Transcribe every record that appears below, exactly and in full.

⟨

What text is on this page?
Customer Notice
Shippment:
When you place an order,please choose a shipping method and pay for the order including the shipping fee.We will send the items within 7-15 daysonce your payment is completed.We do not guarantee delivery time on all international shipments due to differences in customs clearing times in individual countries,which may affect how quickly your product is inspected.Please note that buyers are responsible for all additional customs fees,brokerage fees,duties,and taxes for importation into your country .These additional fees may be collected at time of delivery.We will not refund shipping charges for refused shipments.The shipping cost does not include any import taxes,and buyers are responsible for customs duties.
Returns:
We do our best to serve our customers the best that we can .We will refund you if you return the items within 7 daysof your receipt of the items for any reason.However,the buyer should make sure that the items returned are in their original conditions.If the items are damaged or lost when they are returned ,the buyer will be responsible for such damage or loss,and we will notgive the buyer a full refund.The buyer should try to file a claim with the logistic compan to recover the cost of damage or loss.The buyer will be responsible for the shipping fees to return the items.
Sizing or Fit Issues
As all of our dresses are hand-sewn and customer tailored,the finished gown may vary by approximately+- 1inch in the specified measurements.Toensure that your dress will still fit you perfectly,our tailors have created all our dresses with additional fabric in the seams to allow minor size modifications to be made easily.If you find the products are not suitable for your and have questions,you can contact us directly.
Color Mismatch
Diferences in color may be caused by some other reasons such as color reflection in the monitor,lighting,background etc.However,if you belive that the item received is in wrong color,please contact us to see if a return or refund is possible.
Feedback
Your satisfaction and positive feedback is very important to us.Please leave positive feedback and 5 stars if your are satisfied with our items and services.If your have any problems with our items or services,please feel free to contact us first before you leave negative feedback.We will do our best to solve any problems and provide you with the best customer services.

⟩

→ SOLUTION TO THIS EXERCISE:
What text is on this page?
Customer Notice
Shippment:
When you place an order,please choose a shipping method and pay for the order including the shipping fee.We will send the items within 7-15 daysonce your payment is completed.We do not guarantee delivery time on all international shipments due to differences in customs clearing times in individual countries,which may affect how quickly your product is inspected.Please note that buyers are responsible for all additional customs fees,brokerage fees,duties,and taxes for importation into your country .These additional fees may be collected at time of delivery.We will not refund shipping charges for refused shipments.The shipping cost does not include any import taxes,and buyers are responsible for customs duties.
Returns:
We do our best to serve our customers the best that we can .We will refund you if you return the items within 7 daysof your receipt of the items for any reason.However,the buyer should make sure that the items returned are in their original conditions.If the items are damaged or lost when they are returned ,the buyer will be responsible for such damage or loss,and we will notgive the buyer a full refund.The buyer should try to file a claim with the logistic compan to recover the cost of damage or loss.The buyer will be responsible for the shipping fees to return the items.
Sizing or Fit Issues
As all of our dresses are hand-sewn and customer tailored,the finished gown may vary by approximately+- 1inch in the specified measurements.Toensure that your dress will still fit you perfectly,our tailors have created all our dresses with additional fabric in the seams to allow minor size modifications to be made easily.If you find the products are not suitable for your and have questions,you can contact us directly.
Color Mismatch
Diferences in color may be caused by some other reasons such as color reflection in the monitor,lighting,background etc.However,if you belive that the item received is in wrong color,please contact us to see if a return or refund is possible.
Feedback
Your satisfaction and positive feedback is very important to us.Please leave positive feedback and 5 stars if your are satisfied with our items and services.If your have any problems with our items or services,please feel free to contact us first before you leave negative feedback.We will do our best to solve any problems and provide you with the best customer services.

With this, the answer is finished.